(Items from a figure collection)
:::

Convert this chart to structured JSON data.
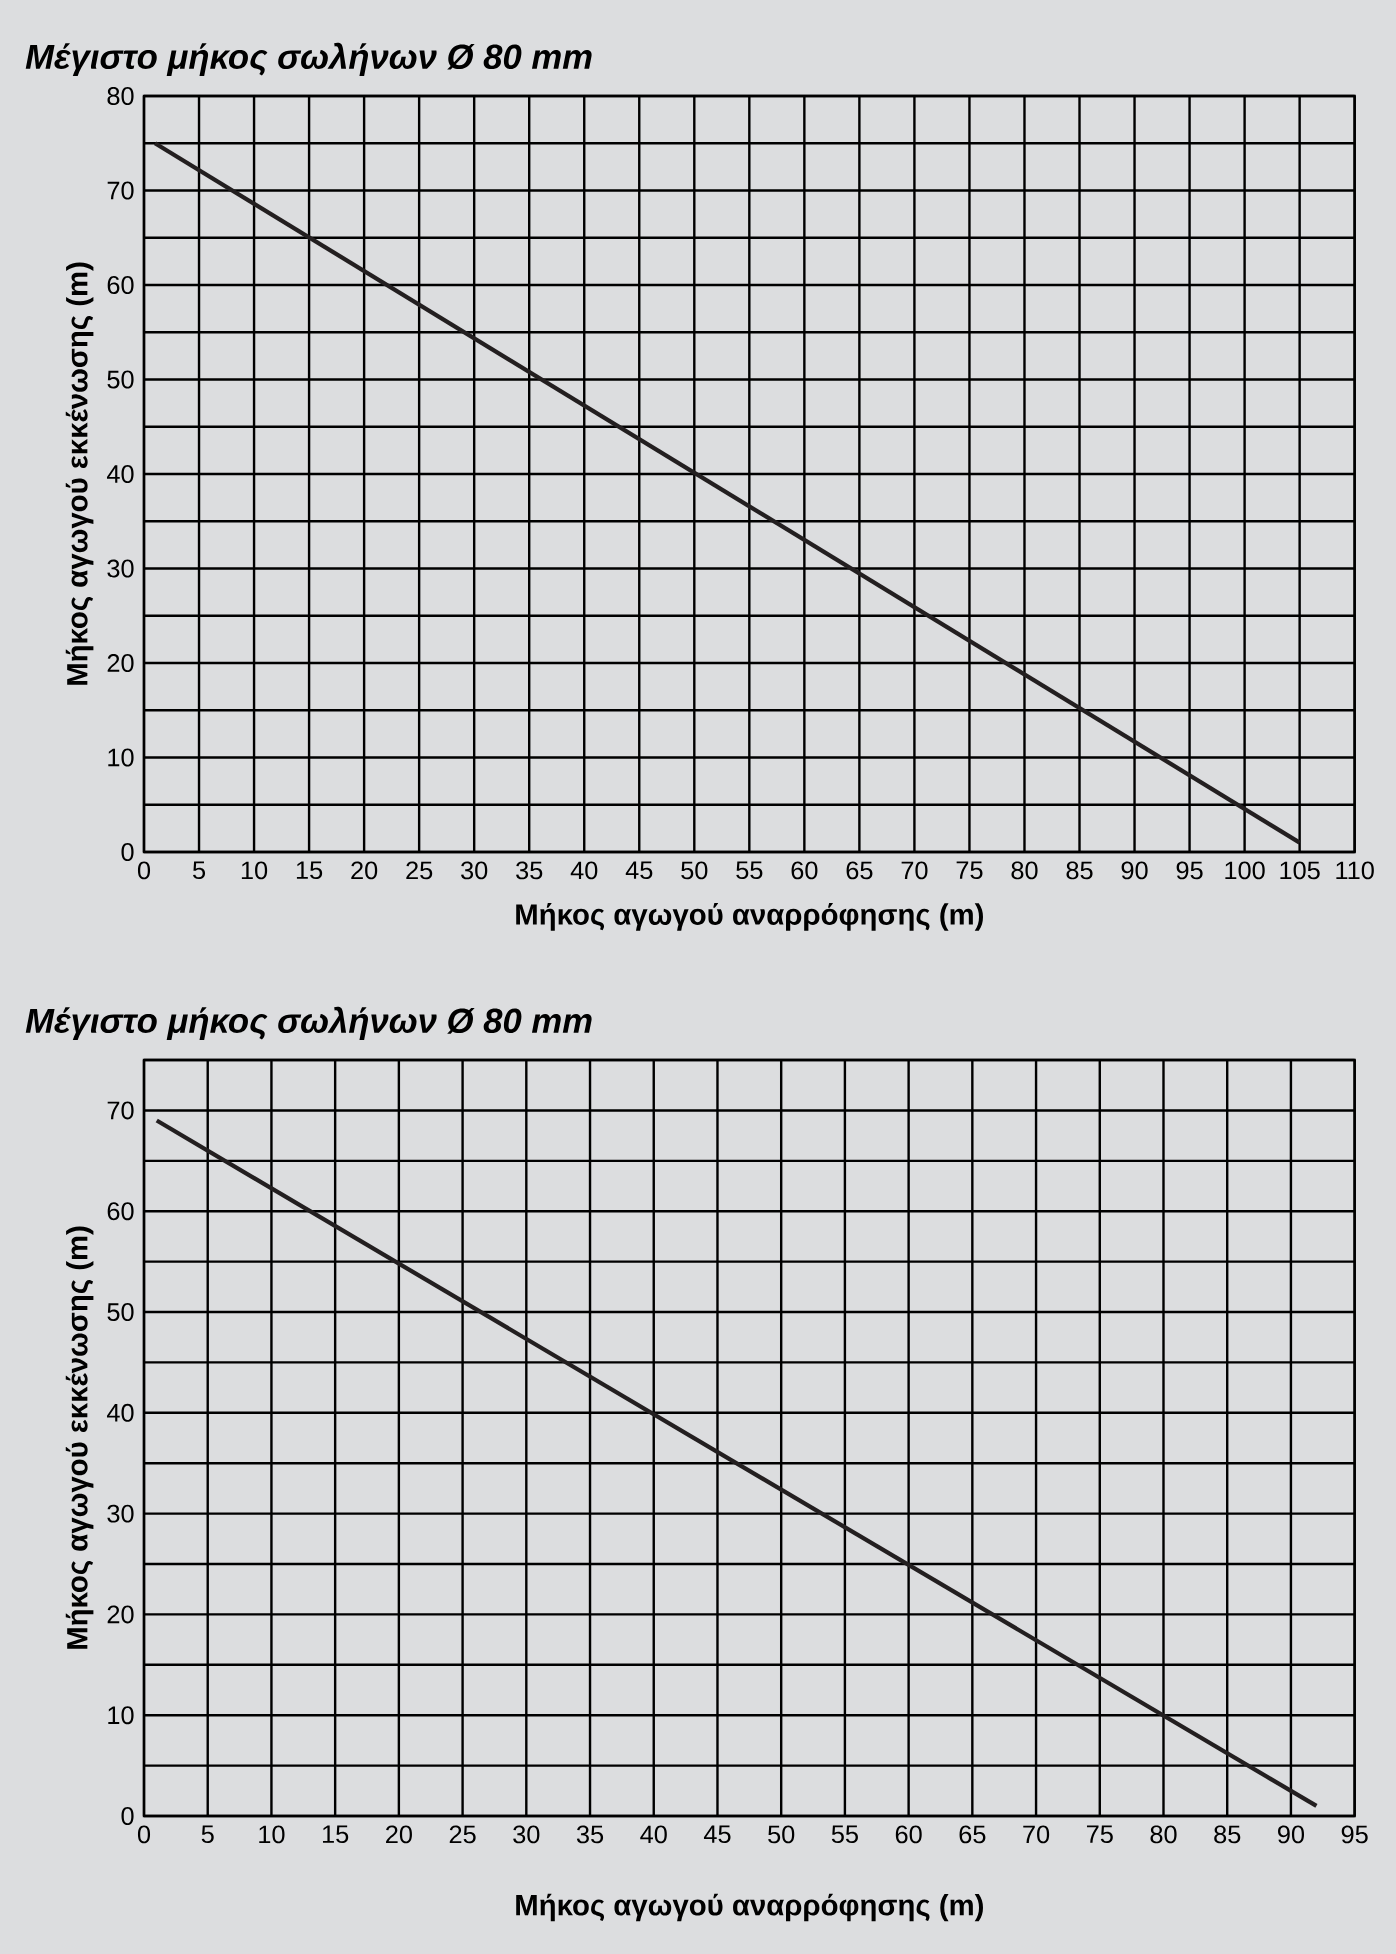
{
  "chart_data": [
    {
      "type": "line",
      "title": "Μέγιστο μήκος σωλήνων Ø 80 mm",
      "xlabel": "Μήκος αγωγού αναρρόφησης (m)",
      "ylabel": "Μήκος αγωγού εκκένωσης (m)",
      "x": [
        1,
        105
      ],
      "series": [
        {
          "color": "#231f20",
          "values": [
            75,
            1
          ]
        }
      ],
      "xlim": [
        0,
        110
      ],
      "xticks": [
        0,
        5,
        10,
        15,
        20,
        25,
        30,
        35,
        40,
        45,
        50,
        55,
        60,
        65,
        70,
        75,
        80,
        85,
        90,
        95,
        100,
        105,
        110
      ],
      "ylim": [
        0,
        80
      ],
      "yticks": [
        0,
        {
          "value": 5,
          "label": null
        },
        10,
        {
          "value": 15,
          "label": null
        },
        20,
        {
          "value": 25,
          "label": null
        },
        30,
        {
          "value": 35,
          "label": null
        },
        40,
        {
          "value": 45,
          "label": null
        },
        50,
        {
          "value": 55,
          "label": null
        },
        60,
        {
          "value": 65,
          "label": null
        },
        70,
        {
          "value": 75,
          "label": null
        },
        80
      ],
      "grid": true,
      "marker": "none",
      "line_style": "solid"
    },
    {
      "type": "line",
      "title": "Μέγιστο μήκος σωλήνων Ø 80 mm",
      "xlabel": "Μήκος αγωγού αναρρόφησης (m)",
      "ylabel": "Μήκος αγωγού εκκένωσης (m)",
      "x": [
        1,
        92
      ],
      "series": [
        {
          "color": "#231f20",
          "values": [
            69,
            1
          ]
        }
      ],
      "xlim": [
        0,
        95
      ],
      "xticks": [
        0,
        5,
        10,
        15,
        20,
        25,
        30,
        35,
        40,
        45,
        50,
        55,
        60,
        65,
        70,
        75,
        80,
        85,
        90,
        95
      ],
      "ylim": [
        0,
        75
      ],
      "yticks": [
        0,
        {
          "value": 5,
          "label": null
        },
        10,
        {
          "value": 15,
          "label": null
        },
        20,
        {
          "value": 25,
          "label": null
        },
        30,
        {
          "value": 35,
          "label": null
        },
        40,
        {
          "value": 45,
          "label": null
        },
        50,
        {
          "value": 55,
          "label": null
        },
        60,
        {
          "value": 65,
          "label": null
        },
        70,
        {
          "value": 75,
          "label": null
        }
      ],
      "grid": true,
      "marker": "none",
      "line_style": "solid"
    }
  ]
}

:::

» **Goal**: Leave out the pictures and give the listing above again exactly.

» **Expected answer**:
Convert this chart to structured JSON data.
{
  "chart_data": [
    {
      "type": "line",
      "title": "Μέγιστο μήκος σωλήνων Ø 80 mm",
      "xlabel": "Μήκος αγωγού αναρρόφησης (m)",
      "ylabel": "Μήκος αγωγού εκκένωσης (m)",
      "x": [
        1,
        105
      ],
      "series": [
        {
          "color": "#231f20",
          "values": [
            75,
            1
          ]
        }
      ],
      "xlim": [
        0,
        110
      ],
      "xticks": [
        0,
        5,
        10,
        15,
        20,
        25,
        30,
        35,
        40,
        45,
        50,
        55,
        60,
        65,
        70,
        75,
        80,
        85,
        90,
        95,
        100,
        105,
        110
      ],
      "ylim": [
        0,
        80
      ],
      "yticks": [
        0,
        {
          "value": 5,
          "label": null
        },
        10,
        {
          "value": 15,
          "label": null
        },
        20,
        {
          "value": 25,
          "label": null
        },
        30,
        {
          "value": 35,
          "label": null
        },
        40,
        {
          "value": 45,
          "label": null
        },
        50,
        {
          "value": 55,
          "label": null
        },
        60,
        {
          "value": 65,
          "label": null
        },
        70,
        {
          "value": 75,
          "label": null
        },
        80
      ],
      "grid": true,
      "marker": "none",
      "line_style": "solid"
    },
    {
      "type": "line",
      "title": "Μέγιστο μήκος σωλήνων Ø 80 mm",
      "xlabel": "Μήκος αγωγού αναρρόφησης (m)",
      "ylabel": "Μήκος αγωγού εκκένωσης (m)",
      "x": [
        1,
        92
      ],
      "series": [
        {
          "color": "#231f20",
          "values": [
            69,
            1
          ]
        }
      ],
      "xlim": [
        0,
        95
      ],
      "xticks": [
        0,
        5,
        10,
        15,
        20,
        25,
        30,
        35,
        40,
        45,
        50,
        55,
        60,
        65,
        70,
        75,
        80,
        85,
        90,
        95
      ],
      "ylim": [
        0,
        75
      ],
      "yticks": [
        0,
        {
          "value": 5,
          "label": null
        },
        10,
        {
          "value": 15,
          "label": null
        },
        20,
        {
          "value": 25,
          "label": null
        },
        30,
        {
          "value": 35,
          "label": null
        },
        40,
        {
          "value": 45,
          "label": null
        },
        50,
        {
          "value": 55,
          "label": null
        },
        60,
        {
          "value": 65,
          "label": null
        },
        70,
        {
          "value": 75,
          "label": null
        }
      ],
      "grid": true,
      "marker": "none",
      "line_style": "solid"
    }
  ]
}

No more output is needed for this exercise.